-- BEGIN Data rows --

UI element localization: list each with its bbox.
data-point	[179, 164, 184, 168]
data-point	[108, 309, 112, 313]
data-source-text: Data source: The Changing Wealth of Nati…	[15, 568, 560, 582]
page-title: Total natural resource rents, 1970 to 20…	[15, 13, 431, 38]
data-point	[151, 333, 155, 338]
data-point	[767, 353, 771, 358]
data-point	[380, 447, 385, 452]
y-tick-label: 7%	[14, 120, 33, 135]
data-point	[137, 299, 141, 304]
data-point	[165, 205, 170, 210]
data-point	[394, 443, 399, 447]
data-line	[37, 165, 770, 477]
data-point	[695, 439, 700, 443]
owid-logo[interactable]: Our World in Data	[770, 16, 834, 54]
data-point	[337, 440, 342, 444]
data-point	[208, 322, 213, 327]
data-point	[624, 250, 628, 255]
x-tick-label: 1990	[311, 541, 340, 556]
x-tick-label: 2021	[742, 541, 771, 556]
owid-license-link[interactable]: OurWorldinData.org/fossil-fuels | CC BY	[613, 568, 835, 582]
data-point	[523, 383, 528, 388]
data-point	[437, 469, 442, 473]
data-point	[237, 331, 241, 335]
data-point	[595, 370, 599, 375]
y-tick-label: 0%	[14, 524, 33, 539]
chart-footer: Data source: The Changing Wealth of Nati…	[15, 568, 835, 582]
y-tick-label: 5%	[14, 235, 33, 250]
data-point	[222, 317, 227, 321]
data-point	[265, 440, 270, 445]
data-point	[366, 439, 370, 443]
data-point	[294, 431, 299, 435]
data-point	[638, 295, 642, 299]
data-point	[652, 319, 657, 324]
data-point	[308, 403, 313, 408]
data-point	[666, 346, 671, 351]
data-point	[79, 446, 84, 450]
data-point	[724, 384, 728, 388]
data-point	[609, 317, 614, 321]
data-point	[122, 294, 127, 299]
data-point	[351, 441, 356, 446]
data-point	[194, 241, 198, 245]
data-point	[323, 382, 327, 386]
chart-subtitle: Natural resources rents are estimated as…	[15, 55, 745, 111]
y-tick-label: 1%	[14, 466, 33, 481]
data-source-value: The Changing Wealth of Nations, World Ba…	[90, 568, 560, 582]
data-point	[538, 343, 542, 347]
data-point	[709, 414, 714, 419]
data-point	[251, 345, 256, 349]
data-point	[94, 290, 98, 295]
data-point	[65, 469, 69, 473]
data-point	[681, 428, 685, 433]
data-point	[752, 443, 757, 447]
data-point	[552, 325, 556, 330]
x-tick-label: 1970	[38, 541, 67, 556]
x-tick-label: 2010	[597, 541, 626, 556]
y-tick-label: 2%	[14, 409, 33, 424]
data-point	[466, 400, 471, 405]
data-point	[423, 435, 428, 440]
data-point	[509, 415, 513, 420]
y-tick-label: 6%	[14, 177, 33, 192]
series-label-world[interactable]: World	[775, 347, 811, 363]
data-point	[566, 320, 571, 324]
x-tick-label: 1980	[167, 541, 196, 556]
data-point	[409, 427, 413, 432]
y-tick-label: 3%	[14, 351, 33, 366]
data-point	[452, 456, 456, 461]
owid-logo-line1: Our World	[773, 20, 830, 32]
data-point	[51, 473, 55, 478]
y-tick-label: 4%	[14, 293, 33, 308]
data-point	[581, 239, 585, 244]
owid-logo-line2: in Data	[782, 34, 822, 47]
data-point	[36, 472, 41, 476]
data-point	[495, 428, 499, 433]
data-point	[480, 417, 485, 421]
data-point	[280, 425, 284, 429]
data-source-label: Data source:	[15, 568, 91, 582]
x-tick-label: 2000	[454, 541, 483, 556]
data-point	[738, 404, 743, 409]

-- END Data rows --

Set out everything from the start of the records down to the line containing "333, 155, 338]" as a Markdown table with the columns Row and Entry, where Row holds each line's number and Entry holds the line, and blank lines are omitted.

| Row | Entry |
|---|---|
| 1 | UI element localization: list each with its bbox. |
| 2 | data-point	[179, 164, 184, 168] |
| 3 | data-point	[108, 309, 112, 313] |
| 4 | data-source-text: Data source: The Changing Wealth of Nati…	[15, 568, 560, 582] |
| 5 | page-title: Total natural resource rents, 1970 to 20…	[15, 13, 431, 38] |
| 6 | data-point	[151, 333, 155, 338] |